** start of Provided data **

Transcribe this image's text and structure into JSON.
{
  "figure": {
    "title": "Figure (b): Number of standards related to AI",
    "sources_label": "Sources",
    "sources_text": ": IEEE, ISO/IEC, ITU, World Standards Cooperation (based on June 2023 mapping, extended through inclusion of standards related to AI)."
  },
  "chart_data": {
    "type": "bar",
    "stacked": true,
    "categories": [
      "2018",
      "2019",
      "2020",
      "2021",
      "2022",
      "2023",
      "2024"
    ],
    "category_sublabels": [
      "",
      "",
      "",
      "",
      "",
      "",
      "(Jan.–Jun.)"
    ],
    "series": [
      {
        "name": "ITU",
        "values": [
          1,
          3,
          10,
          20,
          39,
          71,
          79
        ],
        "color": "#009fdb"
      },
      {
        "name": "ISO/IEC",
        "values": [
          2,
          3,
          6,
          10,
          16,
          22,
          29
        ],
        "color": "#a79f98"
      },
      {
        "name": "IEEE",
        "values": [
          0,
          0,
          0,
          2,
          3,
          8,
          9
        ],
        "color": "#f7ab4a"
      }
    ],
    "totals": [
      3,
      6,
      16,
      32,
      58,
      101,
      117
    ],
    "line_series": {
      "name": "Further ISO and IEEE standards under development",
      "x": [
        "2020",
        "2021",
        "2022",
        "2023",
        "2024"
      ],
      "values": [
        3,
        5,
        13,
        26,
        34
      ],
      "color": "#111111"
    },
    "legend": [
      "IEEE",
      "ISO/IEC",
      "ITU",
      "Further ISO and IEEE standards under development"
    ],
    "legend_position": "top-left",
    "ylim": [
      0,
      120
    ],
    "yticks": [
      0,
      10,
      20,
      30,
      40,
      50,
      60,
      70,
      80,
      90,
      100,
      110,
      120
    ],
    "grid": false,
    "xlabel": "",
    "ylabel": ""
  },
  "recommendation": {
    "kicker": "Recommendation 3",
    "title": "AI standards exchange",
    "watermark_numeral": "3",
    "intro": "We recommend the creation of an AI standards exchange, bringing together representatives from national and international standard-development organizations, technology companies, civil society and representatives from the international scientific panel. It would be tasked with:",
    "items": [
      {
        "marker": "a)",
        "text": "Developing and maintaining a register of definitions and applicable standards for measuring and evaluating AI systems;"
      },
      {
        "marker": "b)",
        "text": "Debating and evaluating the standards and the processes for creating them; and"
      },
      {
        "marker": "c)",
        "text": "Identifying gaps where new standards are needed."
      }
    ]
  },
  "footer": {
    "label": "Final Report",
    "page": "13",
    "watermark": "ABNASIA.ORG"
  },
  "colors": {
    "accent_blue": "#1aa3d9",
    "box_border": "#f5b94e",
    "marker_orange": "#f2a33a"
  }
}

** end of Provided data **

# Stated problem
Provide an exact reproduction of all the entries shown above.

# The output
Transcribe this image's text and structure into JSON.
{
  "figure": {
    "title": "Figure (b): Number of standards related to AI",
    "sources_label": "Sources",
    "sources_text": ": IEEE, ISO/IEC, ITU, World Standards Cooperation (based on June 2023 mapping, extended through inclusion of standards related to AI)."
  },
  "chart_data": {
    "type": "bar",
    "stacked": true,
    "categories": [
      "2018",
      "2019",
      "2020",
      "2021",
      "2022",
      "2023",
      "2024"
    ],
    "category_sublabels": [
      "",
      "",
      "",
      "",
      "",
      "",
      "(Jan.–Jun.)"
    ],
    "series": [
      {
        "name": "ITU",
        "values": [
          1,
          3,
          10,
          20,
          39,
          71,
          79
        ],
        "color": "#009fdb"
      },
      {
        "name": "ISO/IEC",
        "values": [
          2,
          3,
          6,
          10,
          16,
          22,
          29
        ],
        "color": "#a79f98"
      },
      {
        "name": "IEEE",
        "values": [
          0,
          0,
          0,
          2,
          3,
          8,
          9
        ],
        "color": "#f7ab4a"
      }
    ],
    "totals": [
      3,
      6,
      16,
      32,
      58,
      101,
      117
    ],
    "line_series": {
      "name": "Further ISO and IEEE standards under development",
      "x": [
        "2020",
        "2021",
        "2022",
        "2023",
        "2024"
      ],
      "values": [
        3,
        5,
        13,
        26,
        34
      ],
      "color": "#111111"
    },
    "legend": [
      "IEEE",
      "ISO/IEC",
      "ITU",
      "Further ISO and IEEE standards under development"
    ],
    "legend_position": "top-left",
    "ylim": [
      0,
      120
    ],
    "yticks": [
      0,
      10,
      20,
      30,
      40,
      50,
      60,
      70,
      80,
      90,
      100,
      110,
      120
    ],
    "grid": false,
    "xlabel": "",
    "ylabel": ""
  },
  "recommendation": {
    "kicker": "Recommendation 3",
    "title": "AI standards exchange",
    "watermark_numeral": "3",
    "intro": "We recommend the creation of an AI standards exchange, bringing together representatives from national and international standard-development organizations, technology companies, civil society and representatives from the international scientific panel. It would be tasked with:",
    "items": [
      {
        "marker": "a)",
        "text": "Developing and maintaining a register of definitions and applicable standards for measuring and evaluating AI systems;"
      },
      {
        "marker": "b)",
        "text": "Debating and evaluating the standards and the processes for creating them; and"
      },
      {
        "marker": "c)",
        "text": "Identifying gaps where new standards are needed."
      }
    ]
  },
  "footer": {
    "label": "Final Report",
    "page": "13",
    "watermark": "ABNASIA.ORG"
  },
  "colors": {
    "accent_blue": "#1aa3d9",
    "box_border": "#f5b94e",
    "marker_orange": "#f2a33a"
  }
}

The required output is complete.